Start
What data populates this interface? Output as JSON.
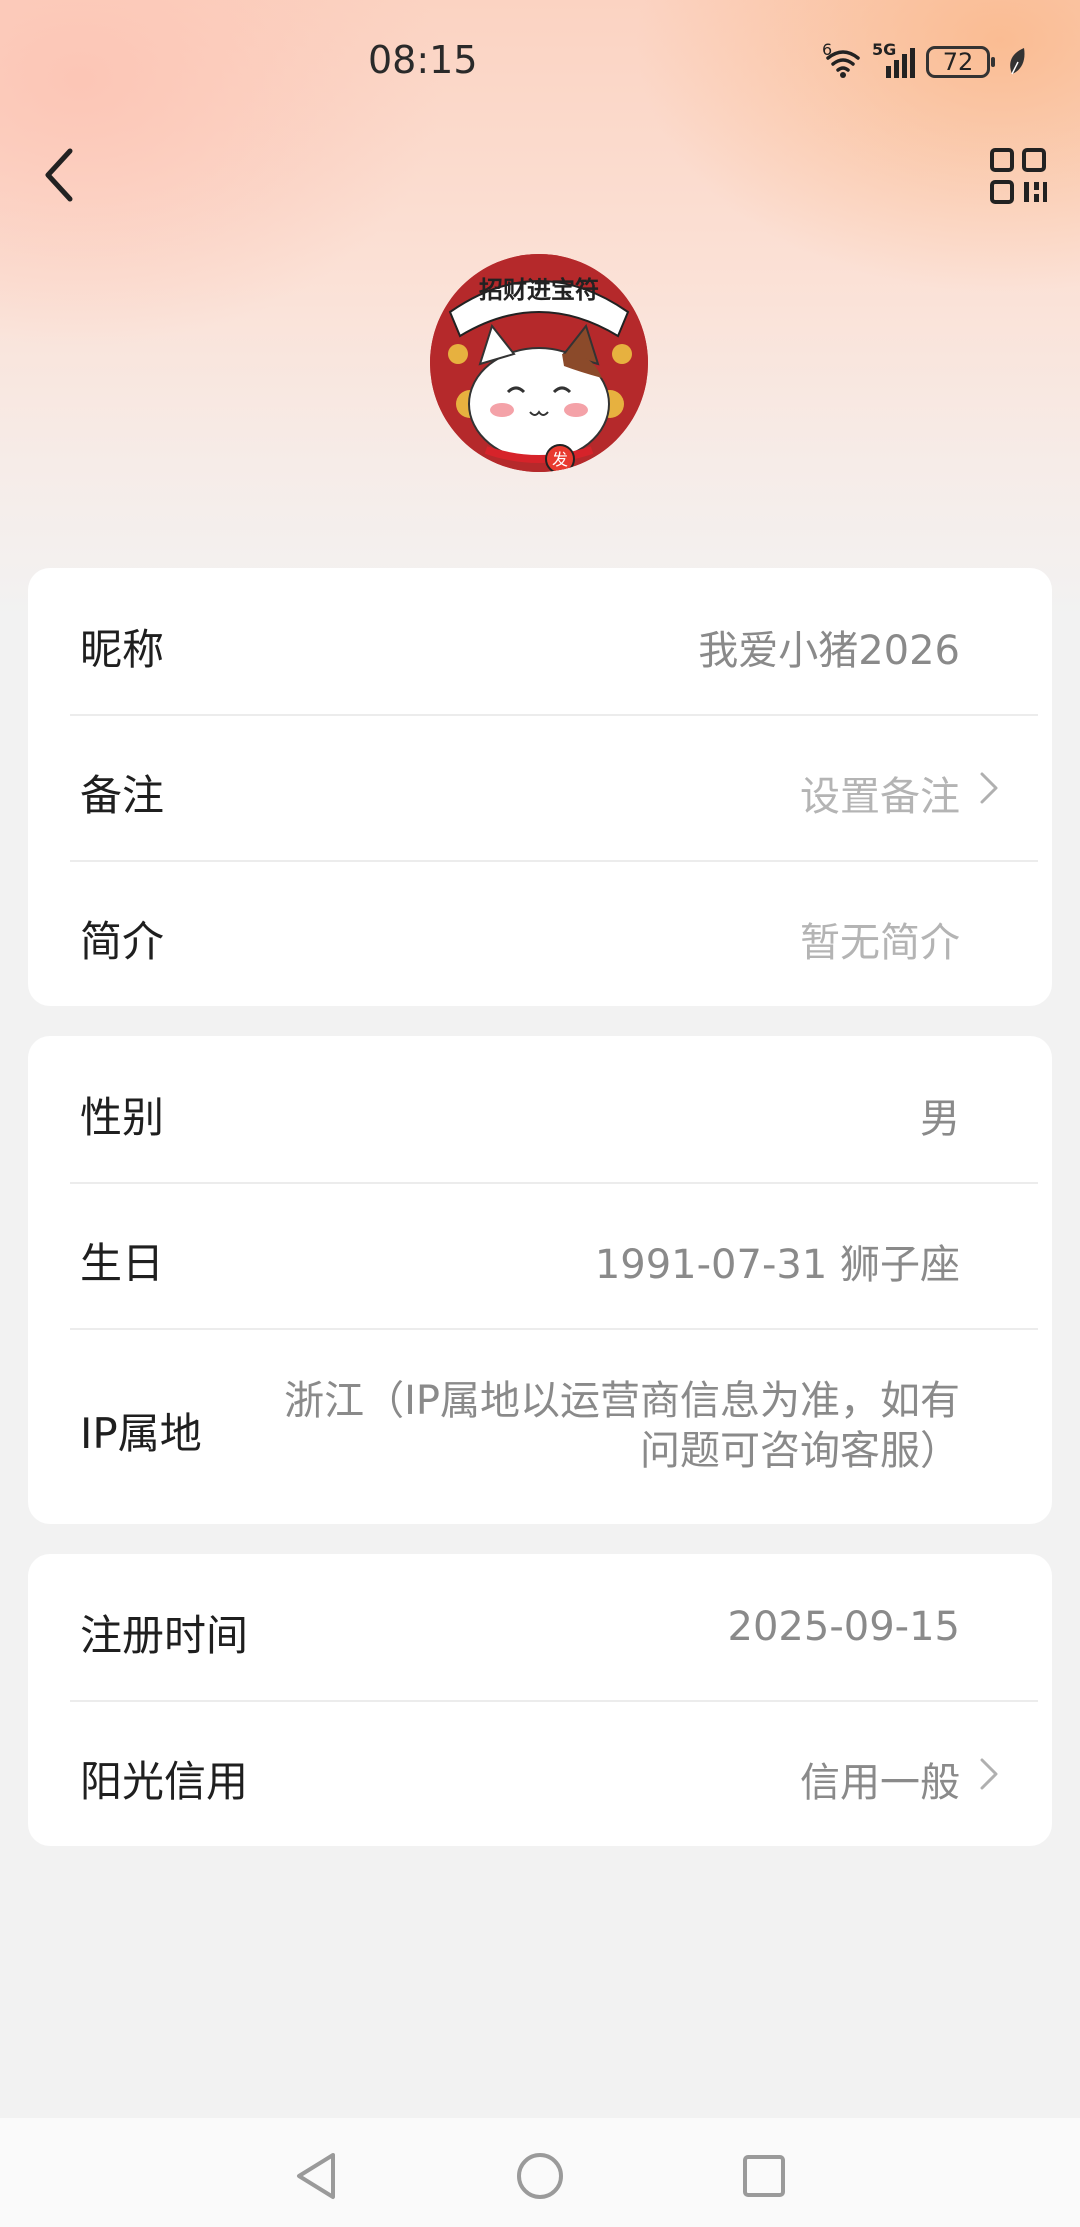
{
  "status_bar": {
    "time": "08:15",
    "signal_label": "5G",
    "wifi_badge": "6",
    "battery": "72"
  },
  "header": {
    "back_icon": "chevron-left-icon",
    "qr_icon": "qr-code-icon"
  },
  "profile": {
    "avatar_caption": "招财进宝符",
    "avatar_badge": "发"
  },
  "basic_info": {
    "nickname_label": "昵称",
    "nickname_value": "我爱小猪2026",
    "remark_label": "备注",
    "remark_value": "设置备注",
    "bio_label": "简介",
    "bio_value": "暂无简介"
  },
  "personal_info": {
    "gender_label": "性别",
    "gender_value": "男",
    "birthday_label": "生日",
    "birthday_value": "1991-07-31 狮子座",
    "ip_label": "IP属地",
    "ip_value": "浙江（IP属地以运营商信息为准，如有问题可咨询客服）"
  },
  "account_info": {
    "register_label": "注册时间",
    "register_value": "2025-09-15",
    "credit_label": "阳光信用",
    "credit_value": "信用一般"
  },
  "colors": {
    "accent_bg": "#fbd3c2",
    "card_bg": "#ffffff",
    "page_bg": "#f2f2f2",
    "value_text": "#8a8a8a",
    "placeholder_text": "#b4b4b4"
  }
}
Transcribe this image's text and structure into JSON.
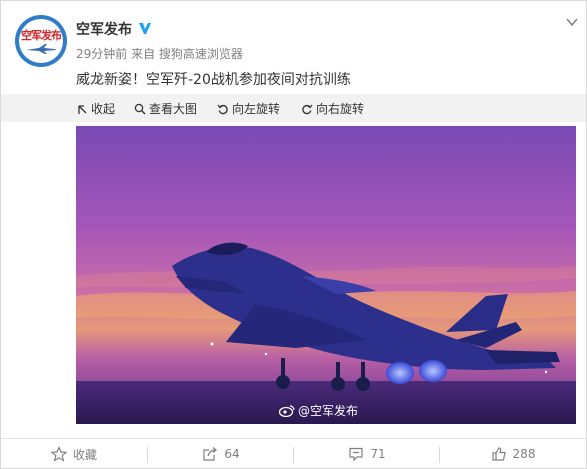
{
  "post": {
    "author": "空军发布",
    "avatar_text": "空军发布",
    "time": "29分钟前",
    "source": "来自 搜狗高速浏览器",
    "text": "威龙新姿！空军歼-20战机参加夜间对抗训练",
    "image_watermark": "@空军发布"
  },
  "toolbar": {
    "collapse": "收起",
    "view_large": "查看大图",
    "rotate_left": "向左旋转",
    "rotate_right": "向右旋转"
  },
  "actions": {
    "favorite": "收藏",
    "repost_count": "64",
    "comment_count": "71",
    "like_count": "288"
  },
  "colors": {
    "accent": "#eb7350",
    "verified": "#1da1f2",
    "link": "#333333"
  }
}
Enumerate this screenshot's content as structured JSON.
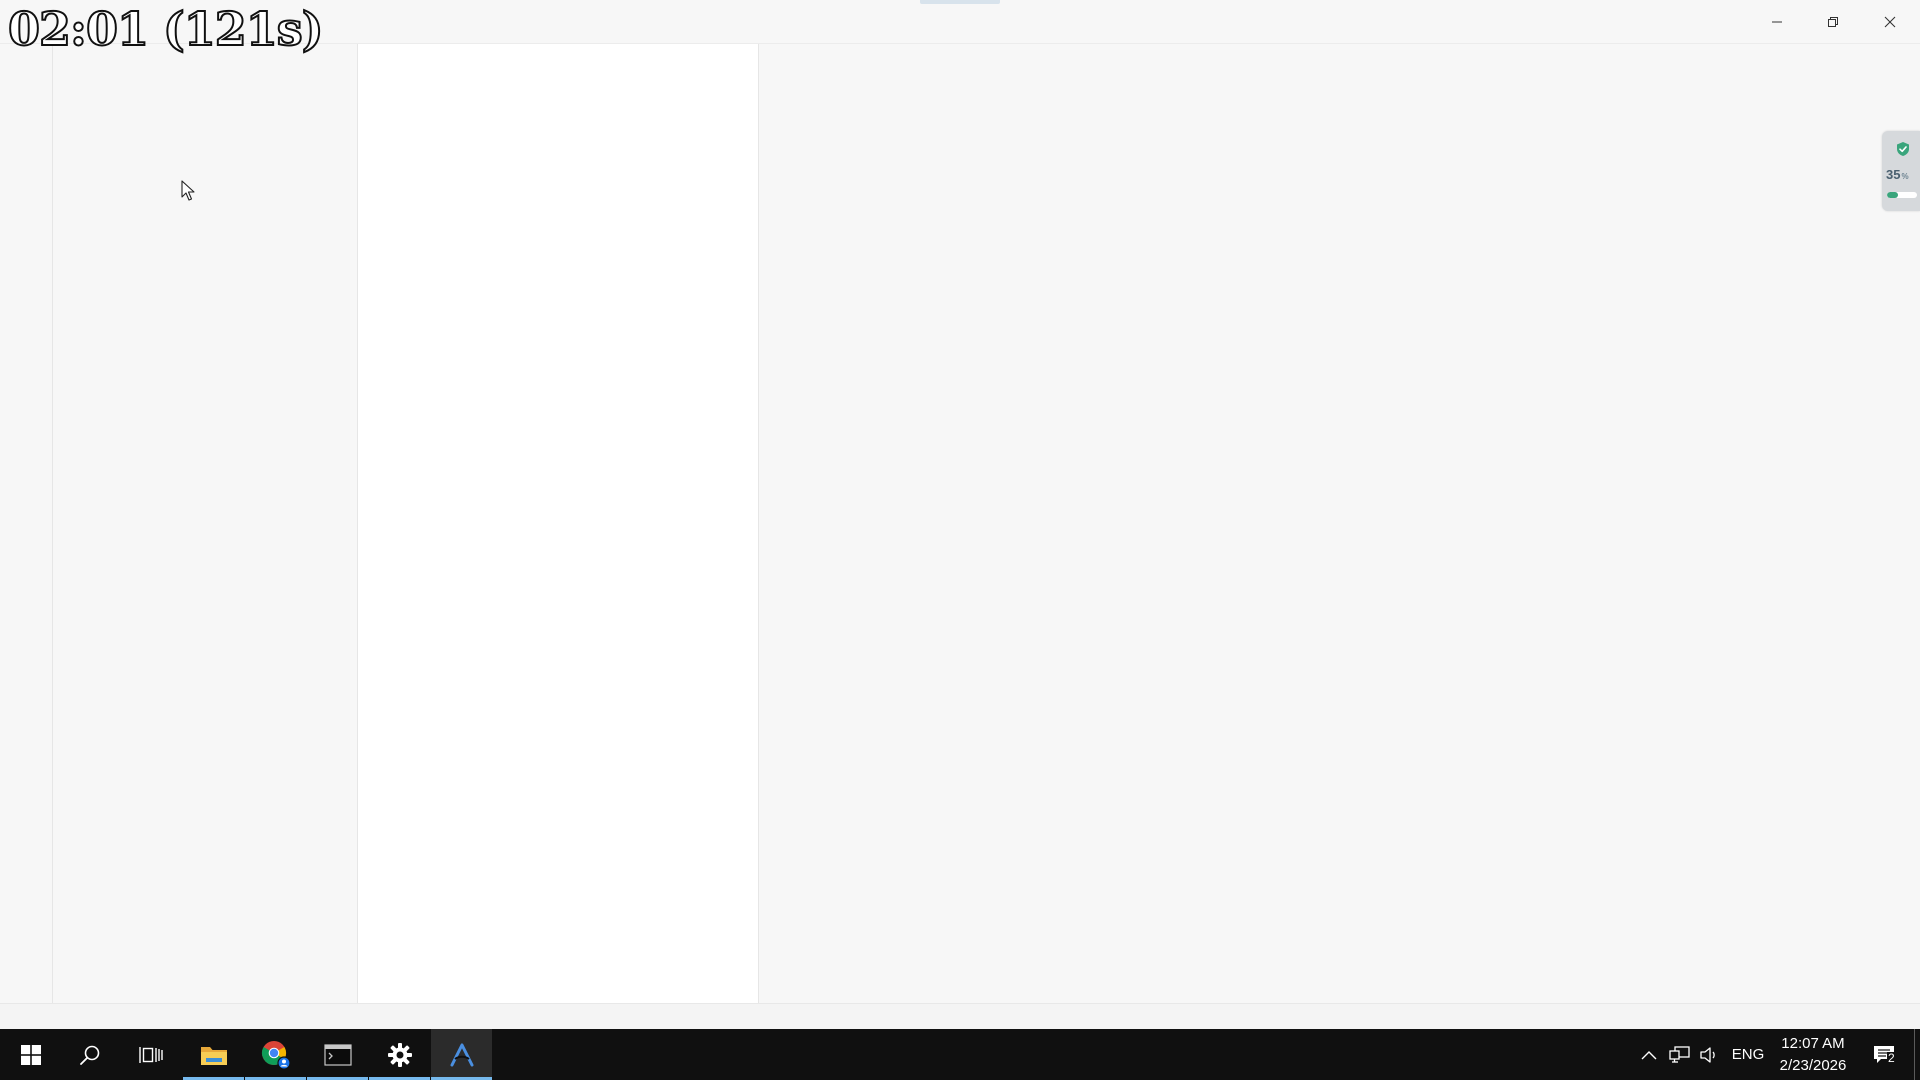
{
  "overlay": {
    "timer_text": "02:01 (121s)"
  },
  "window": {
    "controls": {
      "minimize_icon": "minimize-icon",
      "maximize_icon": "restore-icon",
      "close_icon": "close-icon"
    }
  },
  "side_widget": {
    "icon": "shield-check-icon",
    "percent_value": "35",
    "percent_unit": "%",
    "bar_fraction": 0.35,
    "accent_color": "#3aa57c"
  },
  "taskbar": {
    "apps": [
      {
        "name": "start",
        "icon": "windows-logo-icon"
      },
      {
        "name": "search",
        "icon": "search-icon"
      },
      {
        "name": "task-view",
        "icon": "task-view-icon"
      },
      {
        "name": "file-explorer",
        "icon": "folder-icon",
        "open": true
      },
      {
        "name": "chrome",
        "icon": "chrome-icon",
        "open": true
      },
      {
        "name": "terminal",
        "icon": "terminal-icon",
        "open": true
      },
      {
        "name": "settings",
        "icon": "gear-icon",
        "open": true
      },
      {
        "name": "arc-app",
        "icon": "arc-logo-icon",
        "open": true,
        "active": true
      }
    ],
    "tray": {
      "language": "ENG",
      "time": "12:07 AM",
      "date": "2/23/2026",
      "notification_count": "2"
    },
    "accent_color": "#76b9ed"
  }
}
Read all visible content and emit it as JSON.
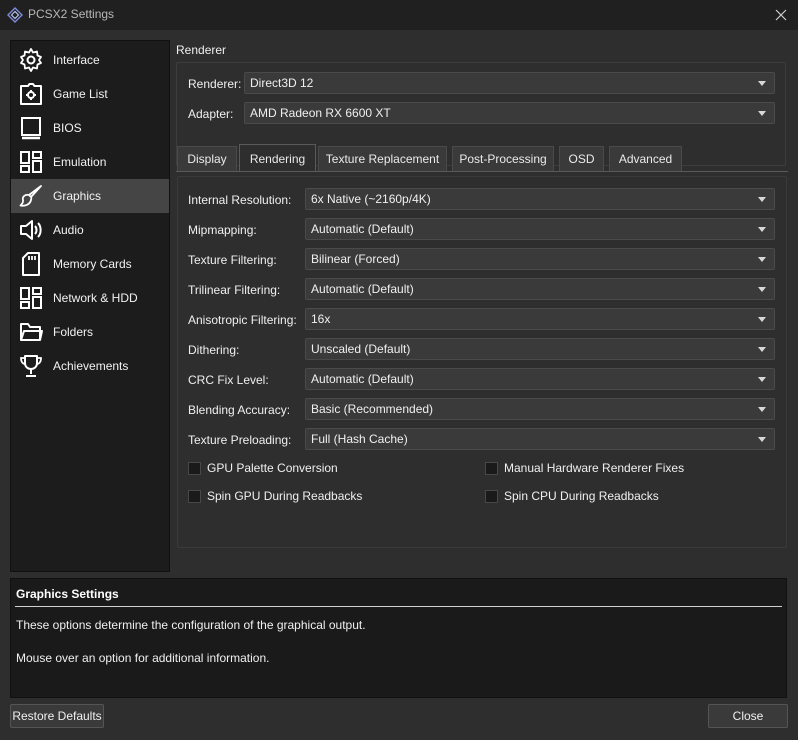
{
  "window": {
    "title": "PCSX2 Settings",
    "title_icon": "pcsx2-logo-icon",
    "close_icon": "close-icon"
  },
  "sidebar": {
    "items": [
      {
        "label": "Interface",
        "icon": "gear-icon",
        "active": false
      },
      {
        "label": "Game List",
        "icon": "game-list-icon",
        "active": false
      },
      {
        "label": "BIOS",
        "icon": "chip-icon",
        "active": false
      },
      {
        "label": "Emulation",
        "icon": "dashboard-icon",
        "active": false
      },
      {
        "label": "Graphics",
        "icon": "brush-icon",
        "active": true
      },
      {
        "label": "Audio",
        "icon": "speaker-icon",
        "active": false
      },
      {
        "label": "Memory Cards",
        "icon": "sd-card-icon",
        "active": false
      },
      {
        "label": "Network & HDD",
        "icon": "network-icon",
        "active": false
      },
      {
        "label": "Folders",
        "icon": "folder-icon",
        "active": false
      },
      {
        "label": "Achievements",
        "icon": "trophy-icon",
        "active": false
      }
    ]
  },
  "renderer_group": {
    "title": "Renderer",
    "renderer_label": "Renderer:",
    "renderer_value": "Direct3D 12",
    "adapter_label": "Adapter:",
    "adapter_value": "AMD Radeon RX 6600 XT"
  },
  "tabs": [
    {
      "label": "Display",
      "active": false
    },
    {
      "label": "Rendering",
      "active": true
    },
    {
      "label": "Texture Replacement",
      "active": false
    },
    {
      "label": "Post-Processing",
      "active": false
    },
    {
      "label": "OSD",
      "active": false
    },
    {
      "label": "Advanced",
      "active": false
    }
  ],
  "rendering": {
    "settings": [
      {
        "label": "Internal Resolution:",
        "value": "6x Native (~2160p/4K)"
      },
      {
        "label": "Mipmapping:",
        "value": "Automatic (Default)"
      },
      {
        "label": "Texture Filtering:",
        "value": "Bilinear (Forced)"
      },
      {
        "label": "Trilinear Filtering:",
        "value": "Automatic (Default)"
      },
      {
        "label": "Anisotropic Filtering:",
        "value": "16x"
      },
      {
        "label": "Dithering:",
        "value": "Unscaled (Default)"
      },
      {
        "label": "CRC Fix Level:",
        "value": "Automatic (Default)"
      },
      {
        "label": "Blending Accuracy:",
        "value": "Basic (Recommended)"
      },
      {
        "label": "Texture Preloading:",
        "value": "Full (Hash Cache)"
      }
    ],
    "checkboxes": [
      {
        "label": "GPU Palette Conversion",
        "checked": false
      },
      {
        "label": "Manual Hardware Renderer Fixes",
        "checked": false
      },
      {
        "label": "Spin GPU During Readbacks",
        "checked": false
      },
      {
        "label": "Spin CPU During Readbacks",
        "checked": false
      }
    ]
  },
  "description": {
    "title": "Graphics Settings",
    "line1": "These options determine the configuration of the graphical output.",
    "line2": "Mouse over an option for additional information."
  },
  "buttons": {
    "restore": "Restore Defaults",
    "close": "Close"
  }
}
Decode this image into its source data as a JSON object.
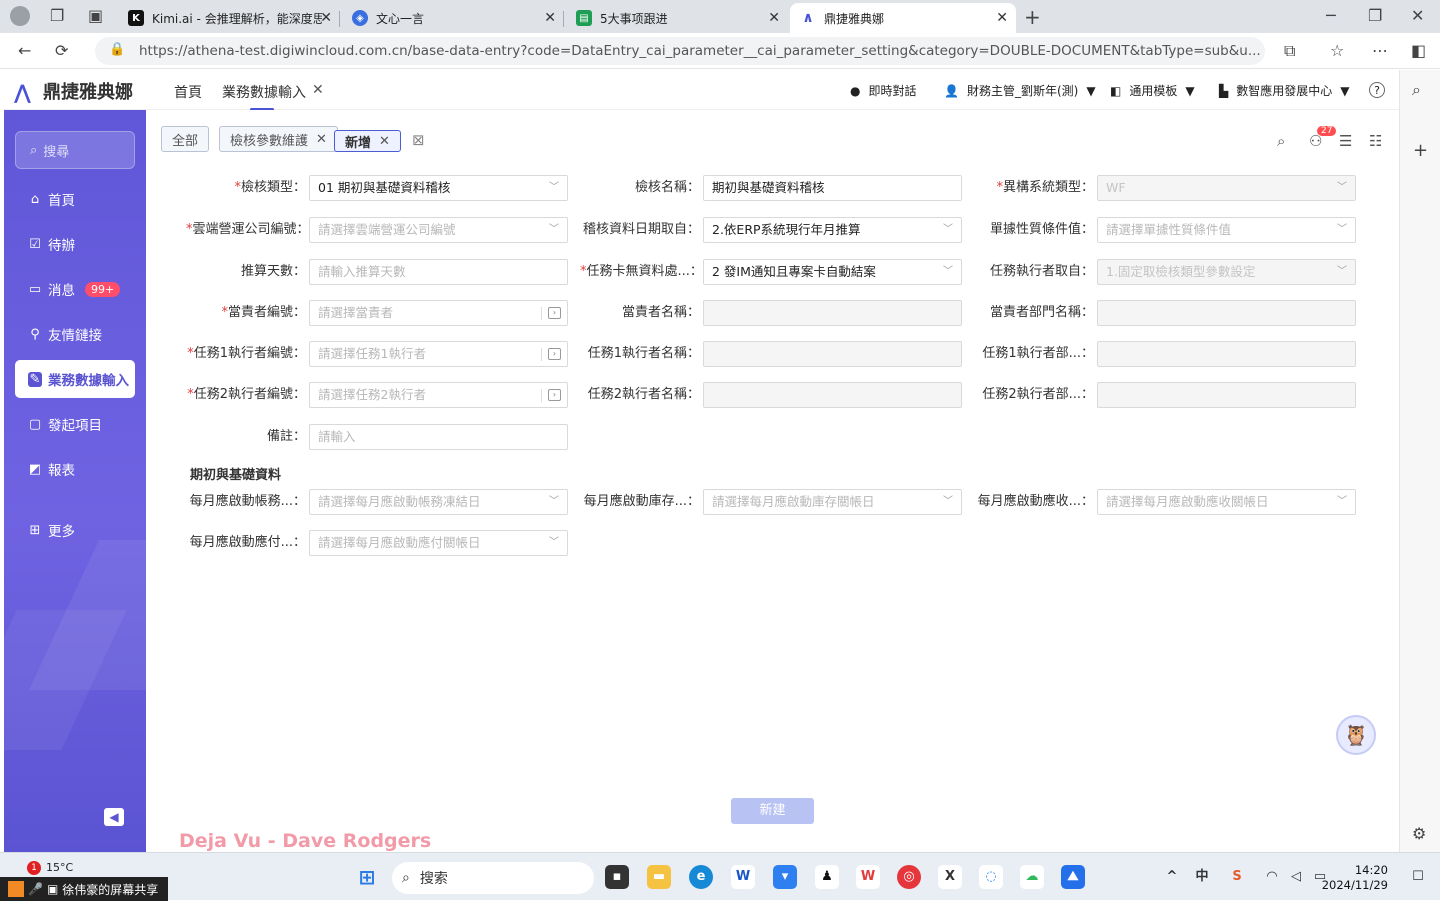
End
(Work to be completed): In the listing above, locate each line with "source" and copy it.

(Answer below):
    "source": "来自 搜狗高速浏览器",
Decode this image into its source data as a JSON object.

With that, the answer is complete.